WHAT YOU SHOULD DO: Reproduce all the entries exactly and keep the pictures out.
>> begin DATA FOR THE TASK
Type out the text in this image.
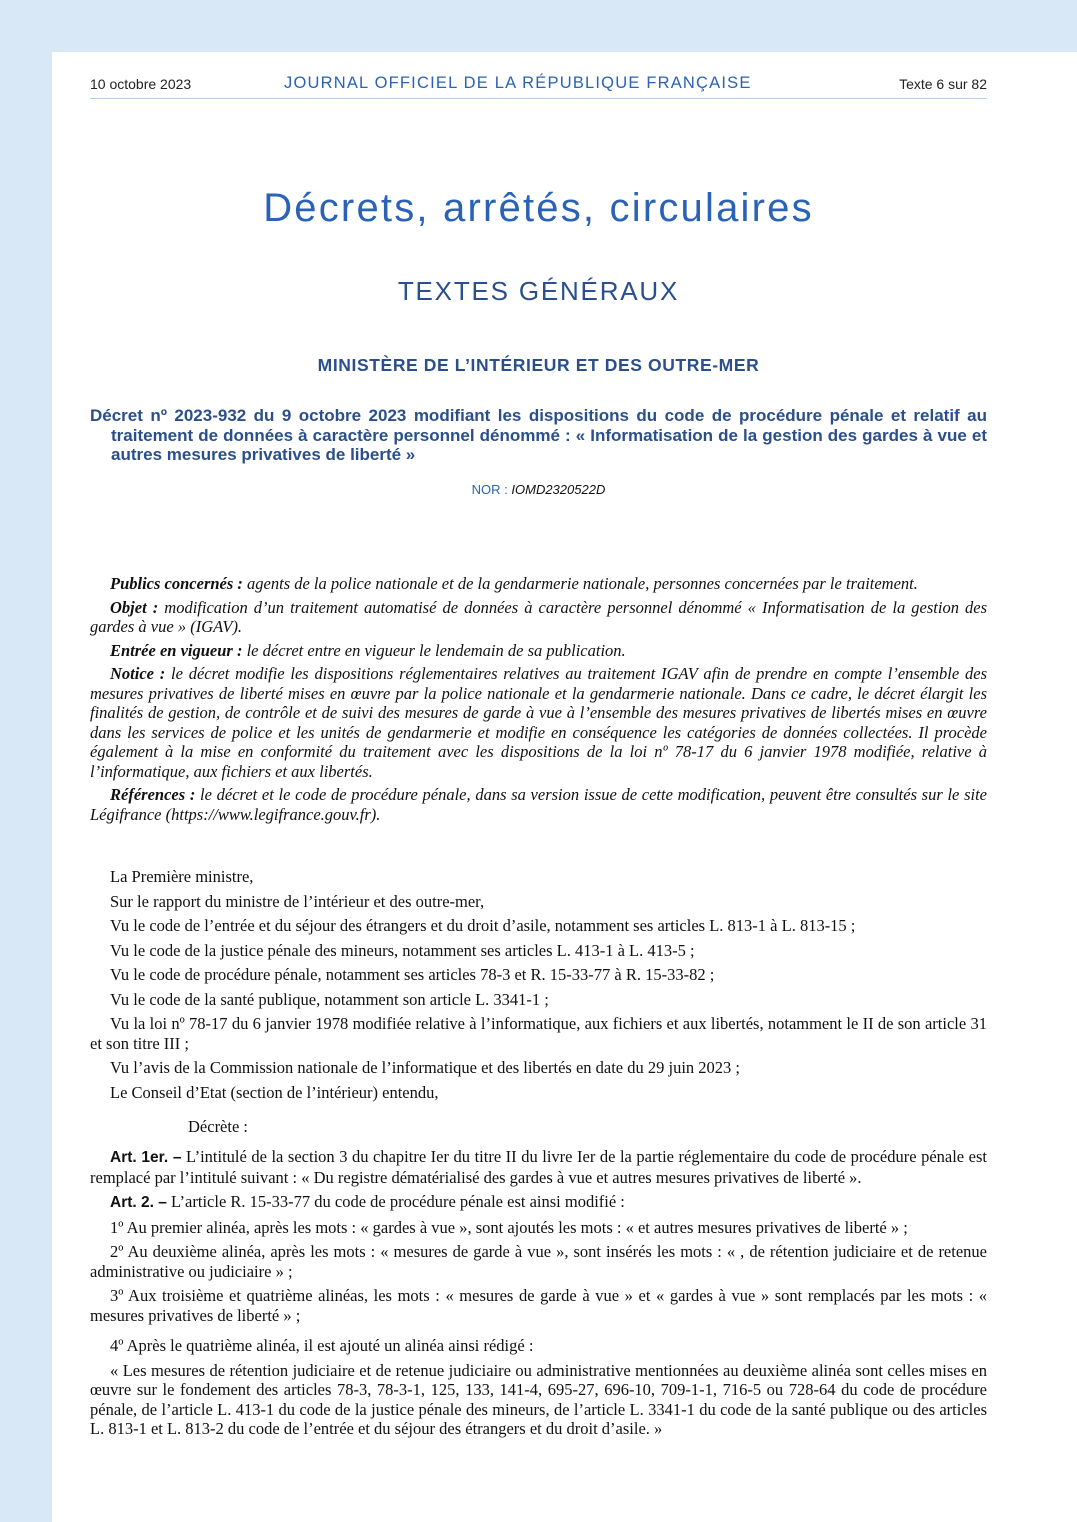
10 octobre 2023	JOURNAL OFFICIEL DE LA RÉPUBLIQUE FRANÇAISE	Texte 6 sur 82
Décrets, arrêtés, circulaires
TEXTES GÉNÉRAUX
MINISTÈRE DE L’INTÉRIEUR ET DES OUTRE-MER
Décret nº 2023-932 du 9 octobre 2023 modifiant les dispositions du code de procédure pénale et relatif au traitement de données à caractère personnel dénommé : « Informatisation de la gestion des gardes à vue et autres mesures privatives de liberté »
NOR : IOMD2320522D

Publics concernés : agents de la police nationale et de la gendarmerie nationale, personnes concernées par le traitement.

Objet : modification d’un traitement automatisé de données à caractère personnel dénommé « Informatisation de la gestion des gardes à vue » (IGAV).

Entrée en vigueur : le décret entre en vigueur le lendemain de sa publication.

Notice : le décret modifie les dispositions réglementaires relatives au traitement IGAV afin de prendre en compte l’ensemble des mesures privatives de liberté mises en œuvre par la police nationale et la gendarmerie nationale. Dans ce cadre, le décret élargit les finalités de gestion, de contrôle et de suivi des mesures de garde à vue à l’ensemble des mesures privatives de libertés mises en œuvre dans les services de police et les unités de gendarmerie et modifie en conséquence les catégories de données collectées. Il procède également à la mise en conformité du traitement avec les dispositions de la loi nº 78-17 du 6 janvier 1978 modifiée, relative à l’informatique, aux fichiers et aux libertés.

Références : le décret et le code de procédure pénale, dans sa version issue de cette modification, peuvent être consultés sur le site Légifrance (https://www.legifrance.gouv.fr).

La Première ministre,

Sur le rapport du ministre de l’intérieur et des outre-mer,

Vu le code de l’entrée et du séjour des étrangers et du droit d’asile, notamment ses articles L. 813-1 à L. 813-15 ;

Vu le code de la justice pénale des mineurs, notamment ses articles L. 413-1 à L. 413-5 ;

Vu le code de procédure pénale, notamment ses articles 78-3 et R. 15-33-77 à R. 15-33-82 ;

Vu le code de la santé publique, notamment son article L. 3341-1 ;

Vu la loi nº 78-17 du 6 janvier 1978 modifiée relative à l’informatique, aux fichiers et aux libertés, notamment le II de son article 31 et son titre III ;

Vu l’avis de la Commission nationale de l’informatique et des libertés en date du 29 juin 2023 ;

Le Conseil d’Etat (section de l’intérieur) entendu,

Décrète :

Art. 1er. – L’intitulé de la section 3 du chapitre Ier du titre II du livre Ier de la partie réglementaire du code de procédure pénale est remplacé par l’intitulé suivant : « Du registre dématérialisé des gardes à vue et autres mesures privatives de liberté ».

Art. 2. – L’article R. 15-33-77 du code de procédure pénale est ainsi modifié :

1º Au premier alinéa, après les mots : « gardes à vue », sont ajoutés les mots : « et autres mesures privatives de liberté » ;

2º Au deuxième alinéa, après les mots : « mesures de garde à vue », sont insérés les mots : « , de rétention judiciaire et de retenue administrative ou judiciaire » ;

3º Aux troisième et quatrième alinéas, les mots : « mesures de garde à vue » et « gardes à vue » sont remplacés par les mots : « mesures privatives de liberté » ;

4º Après le quatrième alinéa, il est ajouté un alinéa ainsi rédigé :

« Les mesures de rétention judiciaire et de retenue judiciaire ou administrative mentionnées au deuxième alinéa sont celles mises en œuvre sur le fondement des articles 78-3, 78-3-1, 125, 133, 141-4, 695-27, 696-10, 709-1-1, 716-5 ou 728-64 du code de procédure pénale, de l’article L. 413-1 du code de la justice pénale des mineurs, de l’article L. 3341-1 du code de la santé publique ou des articles L. 813-1 et L. 813-2 du code de l’entrée et du séjour des étrangers et du droit d’asile. »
>> end DATA FOR THE TASK
ANSWER TO THE TASK:
Type out the text in this image.
10 octobre 2023	JOURNAL OFFICIEL DE LA RÉPUBLIQUE FRANÇAISE	Texte 6 sur 82
Décrets, arrêtés, circulaires
TEXTES GÉNÉRAUX
MINISTÈRE DE L’INTÉRIEUR ET DES OUTRE-MER
Décret nº 2023-932 du 9 octobre 2023 modifiant les dispositions du code de procédure pénale et relatif au traitement de données à caractère personnel dénommé : « Informatisation de la gestion des gardes à vue et autres mesures privatives de liberté »
NOR : IOMD2320522D

Publics concernés : agents de la police nationale et de la gendarmerie nationale, personnes concernées par le traitement.

Objet : modification d’un traitement automatisé de données à caractère personnel dénommé « Informatisation de la gestion des gardes à vue » (IGAV).

Entrée en vigueur : le décret entre en vigueur le lendemain de sa publication.

Notice : le décret modifie les dispositions réglementaires relatives au traitement IGAV afin de prendre en compte l’ensemble des mesures privatives de liberté mises en œuvre par la police nationale et la gendarmerie nationale. Dans ce cadre, le décret élargit les finalités de gestion, de contrôle et de suivi des mesures de garde à vue à l’ensemble des mesures privatives de libertés mises en œuvre dans les services de police et les unités de gendarmerie et modifie en conséquence les catégories de données collectées. Il procède également à la mise en conformité du traitement avec les dispositions de la loi nº 78-17 du 6 janvier 1978 modifiée, relative à l’informatique, aux fichiers et aux libertés.

Références : le décret et le code de procédure pénale, dans sa version issue de cette modification, peuvent être consultés sur le site Légifrance (https://www.legifrance.gouv.fr).

La Première ministre,

Sur le rapport du ministre de l’intérieur et des outre-mer,

Vu le code de l’entrée et du séjour des étrangers et du droit d’asile, notamment ses articles L. 813-1 à L. 813-15 ;

Vu le code de la justice pénale des mineurs, notamment ses articles L. 413-1 à L. 413-5 ;

Vu le code de procédure pénale, notamment ses articles 78-3 et R. 15-33-77 à R. 15-33-82 ;

Vu le code de la santé publique, notamment son article L. 3341-1 ;

Vu la loi nº 78-17 du 6 janvier 1978 modifiée relative à l’informatique, aux fichiers et aux libertés, notamment le II de son article 31 et son titre III ;

Vu l’avis de la Commission nationale de l’informatique et des libertés en date du 29 juin 2023 ;

Le Conseil d’Etat (section de l’intérieur) entendu,

Décrète :

Art. 1er. – L’intitulé de la section 3 du chapitre Ier du titre II du livre Ier de la partie réglementaire du code de procédure pénale est remplacé par l’intitulé suivant : « Du registre dématérialisé des gardes à vue et autres mesures privatives de liberté ».

Art. 2. – L’article R. 15-33-77 du code de procédure pénale est ainsi modifié :

1º Au premier alinéa, après les mots : « gardes à vue », sont ajoutés les mots : « et autres mesures privatives de liberté » ;

2º Au deuxième alinéa, après les mots : « mesures de garde à vue », sont insérés les mots : « , de rétention judiciaire et de retenue administrative ou judiciaire » ;

3º Aux troisième et quatrième alinéas, les mots : « mesures de garde à vue » et « gardes à vue » sont remplacés par les mots : « mesures privatives de liberté » ;

4º Après le quatrième alinéa, il est ajouté un alinéa ainsi rédigé :

« Les mesures de rétention judiciaire et de retenue judiciaire ou administrative mentionnées au deuxième alinéa sont celles mises en œuvre sur le fondement des articles 78-3, 78-3-1, 125, 133, 141-4, 695-27, 696-10, 709-1-1, 716-5 ou 728-64 du code de procédure pénale, de l’article L. 413-1 du code de la justice pénale des mineurs, de l’article L. 3341-1 du code de la santé publique ou des articles L. 813-1 et L. 813-2 du code de l’entrée et du séjour des étrangers et du droit d’asile. »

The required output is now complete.